Chart and figure data
>>>>
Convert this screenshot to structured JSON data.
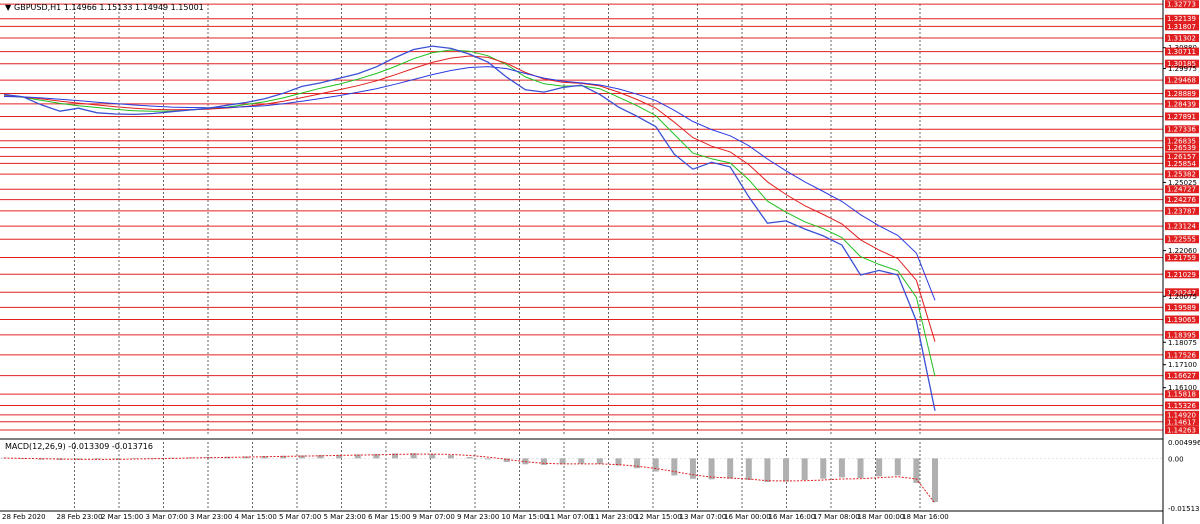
{
  "symbol_header": "GBPUSD,H1  1.14966 1.15133 1.14949 1.15001",
  "header_arrow": "▼",
  "macd_header": "MACD(12,26,9) -0.013309 -0.013716",
  "colors": {
    "background": "#ffffff",
    "price_line": "#3a50d4",
    "level_line": "#e02020",
    "level_tag_bg": "#e02020",
    "level_tag_text": "#ffffff",
    "ma_fast": "#1fbf1f",
    "ma_mid": "#e02020",
    "ma_slow": "#2a3be0",
    "macd_hist": "#b0b0b0",
    "macd_signal": "#e02020"
  },
  "chart_data": [
    {
      "type": "line",
      "name": "price",
      "ylim": [
        1.14,
        1.3278
      ],
      "x_tick_labels": [
        "28 Feb 2020",
        "28 Feb 23:00",
        "2 Mar 15:00",
        "3 Mar 07:00",
        "3 Mar 23:00",
        "4 Mar 15:00",
        "5 Mar 07:00",
        "5 Mar 23:00",
        "6 Mar 15:00",
        "9 Mar 07:00",
        "9 Mar 23:00",
        "10 Mar 15:00",
        "11 Mar 07:00",
        "11 Mar 23:00",
        "12 Mar 15:00",
        "13 Mar 07:00",
        "16 Mar 00:00",
        "16 Mar 16:00",
        "17 Mar 08:00",
        "18 Mar 00:00",
        "18 Mar 16:00"
      ],
      "y_axis_labels": [
        "1.32773",
        "1.32139",
        "1.31807",
        "1.31302",
        "1.30880",
        "1.30711",
        "1.30185",
        "1.29975",
        "1.29468",
        "1.28889",
        "1.28439",
        "1.27891",
        "1.27336",
        "1.26835",
        "1.26539",
        "1.26157",
        "1.25854",
        "1.25382",
        "1.25025",
        "1.24727",
        "1.24276",
        "1.23787",
        "1.23124",
        "1.22555",
        "1.22060",
        "1.21759",
        "1.21029",
        "1.20247",
        "1.20075",
        "1.19589",
        "1.19065",
        "1.18395",
        "1.18075",
        "1.17526",
        "1.17100",
        "1.16627",
        "1.16100",
        "1.15818",
        "1.15326",
        "1.14920",
        "1.14617",
        "1.14263"
      ],
      "level_tags": [
        "1.32773",
        "1.32139",
        "1.31807",
        "1.31302",
        "1.30711",
        "1.30185",
        "1.29468",
        "1.28889",
        "1.28439",
        "1.27891",
        "1.27336",
        "1.26835",
        "1.26539",
        "1.26157",
        "1.25854",
        "1.25382",
        "1.24727",
        "1.24276",
        "1.23787",
        "1.23124",
        "1.22555",
        "1.21759",
        "1.21029",
        "1.20247",
        "1.19589",
        "1.19065",
        "1.18395",
        "1.17526",
        "1.16627",
        "1.15818",
        "1.15326",
        "1.14920",
        "1.14617",
        "1.14263"
      ],
      "x": [
        0,
        10,
        20,
        30,
        40,
        50,
        60,
        70,
        80,
        90,
        100,
        110,
        120,
        130,
        140,
        150,
        160,
        170,
        180,
        190,
        200,
        210,
        220,
        230,
        240,
        250,
        260,
        270,
        280,
        290,
        300,
        310,
        320,
        330,
        340,
        350,
        360,
        370,
        380,
        390,
        400,
        410,
        420,
        430,
        440,
        450,
        460,
        470,
        480,
        490,
        500
      ],
      "series": [
        {
          "values": [
            1.2885,
            1.2875,
            1.284,
            1.2812,
            1.2825,
            1.2805,
            1.28,
            1.2798,
            1.2802,
            1.281,
            1.2817,
            1.2825,
            1.2838,
            1.285,
            1.2866,
            1.289,
            1.292,
            1.2935,
            1.2955,
            1.2975,
            1.3005,
            1.3045,
            1.308,
            1.3095,
            1.3085,
            1.306,
            1.3025,
            1.296,
            1.2905,
            1.2895,
            1.2915,
            1.2925,
            1.2885,
            1.283,
            1.279,
            1.2745,
            1.2625,
            1.256,
            1.259,
            1.257,
            1.244,
            1.2325,
            1.2335,
            1.23,
            1.227,
            1.223,
            1.21,
            1.212,
            1.21,
            1.19,
            1.151
          ]
        },
        {
          "values": [
            1.288,
            1.2873,
            1.286,
            1.2846,
            1.2836,
            1.2828,
            1.282,
            1.2814,
            1.2812,
            1.2813,
            1.2817,
            1.2822,
            1.283,
            1.2841,
            1.2853,
            1.287,
            1.2891,
            1.2912,
            1.293,
            1.2951,
            1.2976,
            1.3006,
            1.304,
            1.3066,
            1.3078,
            1.3073,
            1.3053,
            1.3014,
            1.2961,
            1.2931,
            1.2921,
            1.2923,
            1.291,
            1.2873,
            1.2836,
            1.2793,
            1.2711,
            1.263,
            1.2605,
            1.2587,
            1.2514,
            1.2421,
            1.2373,
            1.2331,
            1.2301,
            1.2263,
            1.218,
            1.2146,
            1.2118,
            1.2003,
            1.166
          ]
        },
        {
          "values": [
            1.2878,
            1.2874,
            1.2866,
            1.2856,
            1.2847,
            1.2839,
            1.2831,
            1.2825,
            1.282,
            1.2818,
            1.2819,
            1.2821,
            1.2826,
            1.2833,
            1.2842,
            1.2855,
            1.2871,
            1.2888,
            1.2905,
            1.2923,
            1.2944,
            1.297,
            1.2998,
            1.3024,
            1.3043,
            1.3052,
            1.3046,
            1.302,
            1.298,
            1.2952,
            1.2938,
            1.2933,
            1.2922,
            1.2895,
            1.2863,
            1.2826,
            1.2764,
            1.2697,
            1.266,
            1.2635,
            1.258,
            1.2505,
            1.245,
            1.2401,
            1.2363,
            1.2322,
            1.2253,
            1.2208,
            1.2171,
            1.2077,
            1.181
          ]
        },
        {
          "values": [
            1.2876,
            1.2874,
            1.287,
            1.2864,
            1.2858,
            1.2851,
            1.2845,
            1.2839,
            1.2834,
            1.283,
            1.2828,
            1.2827,
            1.2828,
            1.2831,
            1.2836,
            1.2844,
            1.2855,
            1.2867,
            1.288,
            1.2894,
            1.291,
            1.2929,
            1.295,
            1.2971,
            1.2989,
            1.3002,
            1.3006,
            1.2997,
            1.2976,
            1.2956,
            1.2943,
            1.2935,
            1.2926,
            1.2909,
            1.2886,
            1.2859,
            1.2816,
            1.2767,
            1.2732,
            1.2705,
            1.2662,
            1.2604,
            1.2553,
            1.2505,
            1.2463,
            1.242,
            1.2362,
            1.2314,
            1.2272,
            1.2195,
            1.199
          ]
        }
      ]
    },
    {
      "type": "bar",
      "name": "MACD",
      "ylim": [
        -0.015138,
        0.004996
      ],
      "y_axis_labels": [
        "0.004996",
        "0.00",
        "-0.015138"
      ],
      "x": [
        0,
        10,
        20,
        30,
        40,
        50,
        60,
        70,
        80,
        90,
        100,
        110,
        120,
        130,
        140,
        150,
        160,
        170,
        180,
        190,
        200,
        210,
        220,
        230,
        240,
        250,
        260,
        270,
        280,
        290,
        300,
        310,
        320,
        330,
        340,
        350,
        360,
        370,
        380,
        390,
        400,
        410,
        420,
        430,
        440,
        450,
        460,
        470,
        480,
        490,
        500
      ],
      "series": [
        {
          "values": [
            0.0002,
            -0.0002,
            -0.0004,
            -0.0005,
            -0.0004,
            -0.0003,
            -0.0002,
            -0.0001,
            0.0,
            0.0002,
            0.0003,
            0.0004,
            0.0005,
            0.0006,
            0.0007,
            0.0008,
            0.0009,
            0.001,
            0.0011,
            0.0012,
            0.0013,
            0.0015,
            0.0016,
            0.0014,
            0.001,
            0.0004,
            -0.0003,
            -0.0011,
            -0.0018,
            -0.002,
            -0.0018,
            -0.0016,
            -0.0017,
            -0.0022,
            -0.003,
            -0.004,
            -0.0052,
            -0.0062,
            -0.0064,
            -0.0062,
            -0.0066,
            -0.0072,
            -0.007,
            -0.0066,
            -0.0062,
            -0.0058,
            -0.006,
            -0.0055,
            -0.0052,
            -0.0075,
            -0.0133
          ]
        },
        {
          "values": [
            0.0001,
            0.0,
            -0.0001,
            -0.0002,
            -0.0003,
            -0.0003,
            -0.0003,
            -0.0002,
            -0.0001,
            0.0,
            0.0001,
            0.0002,
            0.0003,
            0.0004,
            0.0005,
            0.0006,
            0.0007,
            0.0008,
            0.0009,
            0.001,
            0.0011,
            0.0012,
            0.0013,
            0.0013,
            0.0012,
            0.0009,
            0.0004,
            -0.0003,
            -0.001,
            -0.0015,
            -0.0017,
            -0.0017,
            -0.0017,
            -0.0019,
            -0.0024,
            -0.0031,
            -0.004,
            -0.005,
            -0.0057,
            -0.006,
            -0.0063,
            -0.0068,
            -0.0069,
            -0.0068,
            -0.0066,
            -0.0063,
            -0.0062,
            -0.0059,
            -0.0056,
            -0.0063,
            -0.0137
          ]
        }
      ]
    }
  ]
}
<<<<
#### DIRECTIONS FOR THIS TASK:
Count each line above in which the string "ffffff" appears, then state only the total.

#### WORKED ANSWER:
2